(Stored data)
Content starts

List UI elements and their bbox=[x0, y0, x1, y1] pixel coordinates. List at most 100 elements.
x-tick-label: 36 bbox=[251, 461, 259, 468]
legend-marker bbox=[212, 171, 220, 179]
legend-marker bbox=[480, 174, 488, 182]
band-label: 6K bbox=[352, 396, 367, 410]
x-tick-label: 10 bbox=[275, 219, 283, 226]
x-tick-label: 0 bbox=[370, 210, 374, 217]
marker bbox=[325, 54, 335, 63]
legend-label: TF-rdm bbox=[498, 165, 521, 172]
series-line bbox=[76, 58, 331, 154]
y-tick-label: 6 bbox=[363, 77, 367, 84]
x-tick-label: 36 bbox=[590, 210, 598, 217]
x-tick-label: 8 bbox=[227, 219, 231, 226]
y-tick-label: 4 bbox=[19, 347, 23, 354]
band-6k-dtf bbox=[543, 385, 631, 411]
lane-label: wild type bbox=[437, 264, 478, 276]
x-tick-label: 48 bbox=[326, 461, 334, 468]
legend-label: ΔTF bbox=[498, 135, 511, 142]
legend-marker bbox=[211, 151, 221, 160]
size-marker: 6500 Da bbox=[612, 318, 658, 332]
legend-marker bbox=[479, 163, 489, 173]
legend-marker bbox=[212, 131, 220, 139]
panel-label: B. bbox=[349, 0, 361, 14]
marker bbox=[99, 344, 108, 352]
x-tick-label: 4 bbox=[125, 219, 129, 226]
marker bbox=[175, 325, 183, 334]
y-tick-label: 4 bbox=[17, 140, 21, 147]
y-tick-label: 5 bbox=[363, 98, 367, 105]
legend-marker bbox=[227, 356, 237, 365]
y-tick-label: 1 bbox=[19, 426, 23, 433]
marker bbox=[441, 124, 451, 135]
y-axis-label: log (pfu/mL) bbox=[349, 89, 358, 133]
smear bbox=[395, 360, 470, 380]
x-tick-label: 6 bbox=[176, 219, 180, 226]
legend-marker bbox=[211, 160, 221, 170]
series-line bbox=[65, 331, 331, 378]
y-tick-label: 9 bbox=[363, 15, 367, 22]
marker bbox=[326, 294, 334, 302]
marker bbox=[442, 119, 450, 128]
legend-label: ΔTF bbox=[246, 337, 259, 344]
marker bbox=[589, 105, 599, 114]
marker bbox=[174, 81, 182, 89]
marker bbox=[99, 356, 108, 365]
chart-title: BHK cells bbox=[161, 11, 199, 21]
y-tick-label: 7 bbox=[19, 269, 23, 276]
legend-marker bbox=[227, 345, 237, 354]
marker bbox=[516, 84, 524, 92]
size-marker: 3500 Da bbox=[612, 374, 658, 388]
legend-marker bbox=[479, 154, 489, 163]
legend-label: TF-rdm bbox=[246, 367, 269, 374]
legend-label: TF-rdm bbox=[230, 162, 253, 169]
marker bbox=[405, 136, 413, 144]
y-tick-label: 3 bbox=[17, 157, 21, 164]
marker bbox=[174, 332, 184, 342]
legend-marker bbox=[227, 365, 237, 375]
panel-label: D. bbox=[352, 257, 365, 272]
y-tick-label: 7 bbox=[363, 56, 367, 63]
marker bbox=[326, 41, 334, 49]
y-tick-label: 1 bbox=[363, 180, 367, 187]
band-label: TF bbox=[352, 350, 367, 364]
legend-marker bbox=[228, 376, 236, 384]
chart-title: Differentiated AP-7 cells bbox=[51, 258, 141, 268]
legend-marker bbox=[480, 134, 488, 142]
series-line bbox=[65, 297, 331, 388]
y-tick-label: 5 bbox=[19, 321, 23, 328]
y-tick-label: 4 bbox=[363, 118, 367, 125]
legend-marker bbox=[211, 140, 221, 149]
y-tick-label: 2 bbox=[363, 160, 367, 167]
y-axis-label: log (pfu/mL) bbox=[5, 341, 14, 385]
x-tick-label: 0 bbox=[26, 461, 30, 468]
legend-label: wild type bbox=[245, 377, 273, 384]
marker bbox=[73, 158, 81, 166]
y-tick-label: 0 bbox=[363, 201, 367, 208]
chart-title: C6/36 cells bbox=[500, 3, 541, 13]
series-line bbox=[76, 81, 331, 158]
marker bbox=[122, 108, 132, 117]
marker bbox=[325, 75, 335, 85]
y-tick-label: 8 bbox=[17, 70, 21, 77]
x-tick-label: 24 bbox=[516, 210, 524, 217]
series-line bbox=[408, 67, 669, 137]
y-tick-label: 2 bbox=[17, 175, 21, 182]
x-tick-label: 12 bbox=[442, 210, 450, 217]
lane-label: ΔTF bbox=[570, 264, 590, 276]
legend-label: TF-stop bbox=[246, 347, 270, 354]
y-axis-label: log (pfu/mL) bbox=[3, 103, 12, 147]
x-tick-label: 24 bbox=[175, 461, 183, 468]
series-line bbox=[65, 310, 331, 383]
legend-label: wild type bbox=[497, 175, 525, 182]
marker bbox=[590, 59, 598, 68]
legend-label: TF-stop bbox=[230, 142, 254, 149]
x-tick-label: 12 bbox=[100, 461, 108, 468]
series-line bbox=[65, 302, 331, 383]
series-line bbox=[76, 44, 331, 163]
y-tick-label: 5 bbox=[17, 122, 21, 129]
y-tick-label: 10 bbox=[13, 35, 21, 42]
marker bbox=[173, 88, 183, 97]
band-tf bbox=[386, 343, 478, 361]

Content ends

Your assignment:
Using the records above, copy every line that has the word "cells" in it.

Your solution:
chart-title: BHK cells bbox=[161, 11, 199, 21]
chart-title: Differentiated AP-7 cells bbox=[51, 258, 141, 268]
chart-title: C6/36 cells bbox=[500, 3, 541, 13]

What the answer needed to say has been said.